* **Stored entries**:
★ ★ ★ ★

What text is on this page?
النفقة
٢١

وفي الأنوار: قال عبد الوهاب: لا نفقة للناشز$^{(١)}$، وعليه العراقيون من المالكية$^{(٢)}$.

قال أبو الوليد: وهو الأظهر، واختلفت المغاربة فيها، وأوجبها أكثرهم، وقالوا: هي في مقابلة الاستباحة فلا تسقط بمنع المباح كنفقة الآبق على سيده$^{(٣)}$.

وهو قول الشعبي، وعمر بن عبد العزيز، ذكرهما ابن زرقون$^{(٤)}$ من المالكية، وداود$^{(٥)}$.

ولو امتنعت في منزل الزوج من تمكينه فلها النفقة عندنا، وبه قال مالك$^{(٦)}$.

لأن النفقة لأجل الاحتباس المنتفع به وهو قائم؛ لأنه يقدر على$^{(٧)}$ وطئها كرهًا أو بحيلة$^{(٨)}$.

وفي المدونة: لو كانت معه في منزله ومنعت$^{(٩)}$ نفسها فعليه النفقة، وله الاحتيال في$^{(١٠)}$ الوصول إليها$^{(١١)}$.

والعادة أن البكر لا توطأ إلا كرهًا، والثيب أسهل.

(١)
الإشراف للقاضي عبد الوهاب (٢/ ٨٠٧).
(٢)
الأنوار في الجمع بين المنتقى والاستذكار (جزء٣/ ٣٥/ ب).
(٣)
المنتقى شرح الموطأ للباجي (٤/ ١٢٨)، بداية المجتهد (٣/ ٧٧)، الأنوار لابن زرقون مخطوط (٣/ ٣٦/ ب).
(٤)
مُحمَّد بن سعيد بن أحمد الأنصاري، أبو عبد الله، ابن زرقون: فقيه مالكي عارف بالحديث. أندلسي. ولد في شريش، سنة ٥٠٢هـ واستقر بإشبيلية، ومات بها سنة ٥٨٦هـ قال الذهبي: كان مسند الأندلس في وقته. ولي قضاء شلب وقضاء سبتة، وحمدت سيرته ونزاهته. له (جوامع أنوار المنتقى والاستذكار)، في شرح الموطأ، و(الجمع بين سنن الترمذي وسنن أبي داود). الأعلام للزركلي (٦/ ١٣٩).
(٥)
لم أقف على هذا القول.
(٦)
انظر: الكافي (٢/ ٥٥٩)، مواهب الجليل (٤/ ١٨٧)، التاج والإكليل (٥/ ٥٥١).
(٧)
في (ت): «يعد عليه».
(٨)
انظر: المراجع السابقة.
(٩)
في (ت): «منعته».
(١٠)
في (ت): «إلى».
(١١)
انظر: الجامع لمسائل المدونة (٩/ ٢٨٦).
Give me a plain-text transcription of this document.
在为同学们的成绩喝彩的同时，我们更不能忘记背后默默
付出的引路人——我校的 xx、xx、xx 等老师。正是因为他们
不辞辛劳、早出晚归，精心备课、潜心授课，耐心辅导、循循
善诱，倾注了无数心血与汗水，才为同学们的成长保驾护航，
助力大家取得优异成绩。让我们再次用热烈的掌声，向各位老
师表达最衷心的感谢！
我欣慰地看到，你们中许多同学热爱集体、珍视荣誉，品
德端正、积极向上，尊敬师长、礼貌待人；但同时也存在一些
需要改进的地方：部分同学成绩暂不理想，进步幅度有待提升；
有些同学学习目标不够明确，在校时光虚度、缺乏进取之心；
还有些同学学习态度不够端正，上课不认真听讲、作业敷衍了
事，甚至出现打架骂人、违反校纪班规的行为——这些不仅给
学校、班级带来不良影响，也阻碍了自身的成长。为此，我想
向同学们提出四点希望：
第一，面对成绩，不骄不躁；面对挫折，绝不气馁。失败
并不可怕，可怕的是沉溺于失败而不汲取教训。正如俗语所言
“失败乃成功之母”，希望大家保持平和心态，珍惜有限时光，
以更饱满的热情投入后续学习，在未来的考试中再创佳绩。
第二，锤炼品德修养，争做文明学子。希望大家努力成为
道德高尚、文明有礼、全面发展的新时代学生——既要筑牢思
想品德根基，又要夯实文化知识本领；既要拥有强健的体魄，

★ ★ ★ ★

* **Instructions for the task**: From the line holding "Give me a plain-text" down to the final line above, quote every line exactly and only those lines.

* **Exercise response**:
Give me a plain-text transcription of this document.
在为同学们的成绩喝彩的同时，我们更不能忘记背后默默
付出的引路人——我校的 xx、xx、xx 等老师。正是因为他们
不辞辛劳、早出晚归，精心备课、潜心授课，耐心辅导、循循
善诱，倾注了无数心血与汗水，才为同学们的成长保驾护航，
助力大家取得优异成绩。让我们再次用热烈的掌声，向各位老
师表达最衷心的感谢！
我欣慰地看到，你们中许多同学热爱集体、珍视荣誉，品
德端正、积极向上，尊敬师长、礼貌待人；但同时也存在一些
需要改进的地方：部分同学成绩暂不理想，进步幅度有待提升；
有些同学学习目标不够明确，在校时光虚度、缺乏进取之心；
还有些同学学习态度不够端正，上课不认真听讲、作业敷衍了
事，甚至出现打架骂人、违反校纪班规的行为——这些不仅给
学校、班级带来不良影响，也阻碍了自身的成长。为此，我想
向同学们提出四点希望：
第一，面对成绩，不骄不躁；面对挫折，绝不气馁。失败
并不可怕，可怕的是沉溺于失败而不汲取教训。正如俗语所言
“失败乃成功之母”，希望大家保持平和心态，珍惜有限时光，
以更饱满的热情投入后续学习，在未来的考试中再创佳绩。
第二，锤炼品德修养，争做文明学子。希望大家努力成为
道德高尚、文明有礼、全面发展的新时代学生——既要筑牢思
想品德根基，又要夯实文化知识本领；既要拥有强健的体魄，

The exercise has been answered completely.